■ **What is needed**
Set down every entry again word for word, please, but skip the pictures.

(Dataset items)
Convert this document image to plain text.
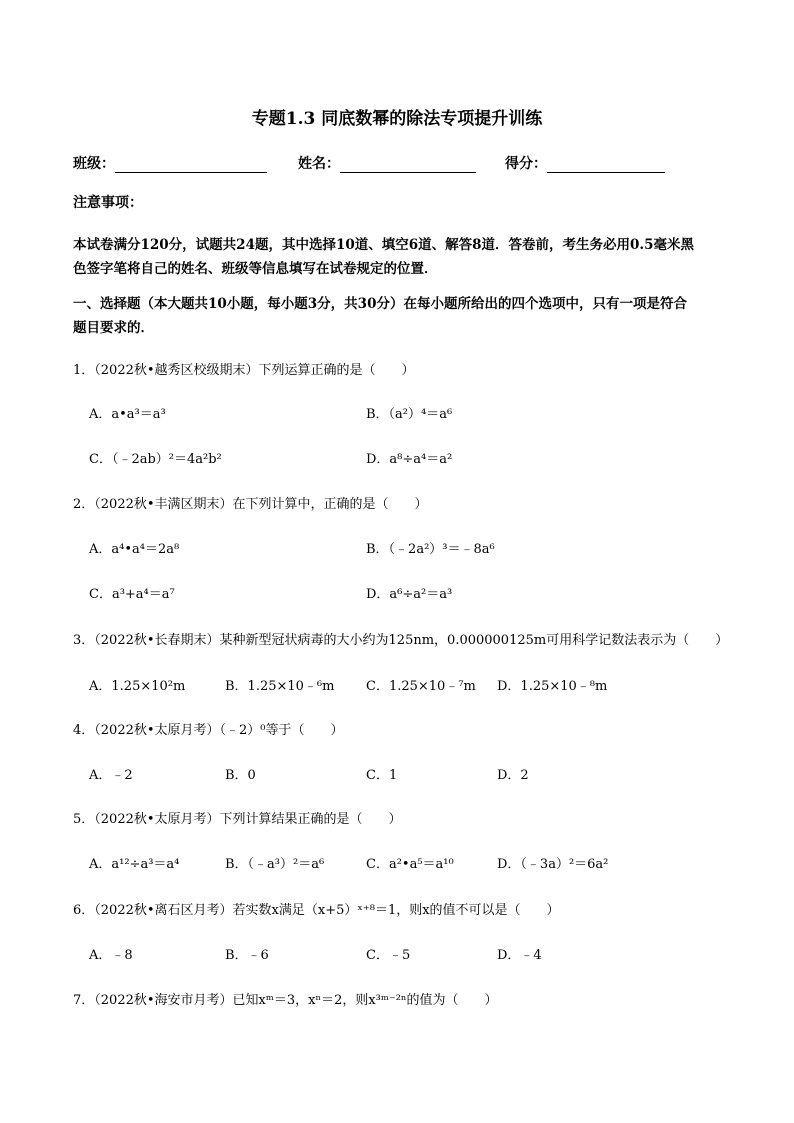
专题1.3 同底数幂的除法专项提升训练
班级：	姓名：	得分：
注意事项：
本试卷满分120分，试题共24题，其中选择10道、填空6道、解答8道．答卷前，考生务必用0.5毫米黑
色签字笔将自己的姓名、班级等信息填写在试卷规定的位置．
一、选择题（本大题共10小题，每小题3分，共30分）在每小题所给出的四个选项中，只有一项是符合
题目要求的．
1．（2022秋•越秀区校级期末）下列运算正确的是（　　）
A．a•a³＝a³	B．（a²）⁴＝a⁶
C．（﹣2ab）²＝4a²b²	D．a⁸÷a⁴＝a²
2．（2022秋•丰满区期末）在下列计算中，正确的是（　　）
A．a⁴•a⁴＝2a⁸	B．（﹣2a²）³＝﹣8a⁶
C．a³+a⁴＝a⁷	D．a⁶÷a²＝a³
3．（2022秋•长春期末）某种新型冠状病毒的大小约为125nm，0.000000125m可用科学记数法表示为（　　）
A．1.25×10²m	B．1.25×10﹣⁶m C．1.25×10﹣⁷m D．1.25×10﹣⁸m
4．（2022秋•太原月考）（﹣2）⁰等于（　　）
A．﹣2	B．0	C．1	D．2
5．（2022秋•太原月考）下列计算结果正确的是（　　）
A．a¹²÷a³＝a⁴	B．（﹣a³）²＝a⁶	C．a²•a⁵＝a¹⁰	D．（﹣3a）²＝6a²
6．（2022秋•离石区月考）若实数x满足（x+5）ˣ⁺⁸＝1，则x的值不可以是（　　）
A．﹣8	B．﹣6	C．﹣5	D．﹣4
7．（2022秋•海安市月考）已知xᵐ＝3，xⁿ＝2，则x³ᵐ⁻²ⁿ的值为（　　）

■ **Response to the exercise**
Convert this document image to plain text.
专题1.3 同底数幂的除法专项提升训练
班级：	姓名：	得分：
注意事项：
本试卷满分120分，试题共24题，其中选择10道、填空6道、解答8道．答卷前，考生务必用0.5毫米黑
色签字笔将自己的姓名、班级等信息填写在试卷规定的位置．
一、选择题（本大题共10小题，每小题3分，共30分）在每小题所给出的四个选项中，只有一项是符合
题目要求的．
1．（2022秋•越秀区校级期末）下列运算正确的是（　　）
A．a•a³＝a³	B．（a²）⁴＝a⁶
C．（﹣2ab）²＝4a²b²	D．a⁸÷a⁴＝a²
2．（2022秋•丰满区期末）在下列计算中，正确的是（　　）
A．a⁴•a⁴＝2a⁸	B．（﹣2a²）³＝﹣8a⁶
C．a³+a⁴＝a⁷	D．a⁶÷a²＝a³
3．（2022秋•长春期末）某种新型冠状病毒的大小约为125nm，0.000000125m可用科学记数法表示为（　　）
A．1.25×10²m	B．1.25×10﹣⁶m C．1.25×10﹣⁷m D．1.25×10﹣⁸m
4．（2022秋•太原月考）（﹣2）⁰等于（　　）
A．﹣2	B．0	C．1	D．2
5．（2022秋•太原月考）下列计算结果正确的是（　　）
A．a¹²÷a³＝a⁴	B．（﹣a³）²＝a⁶	C．a²•a⁵＝a¹⁰	D．（﹣3a）²＝6a²
6．（2022秋•离石区月考）若实数x满足（x+5）ˣ⁺⁸＝1，则x的值不可以是（　　）
A．﹣8	B．﹣6	C．﹣5	D．﹣4
7．（2022秋•海安市月考）已知xᵐ＝3，xⁿ＝2，则x³ᵐ⁻²ⁿ的值为（　　）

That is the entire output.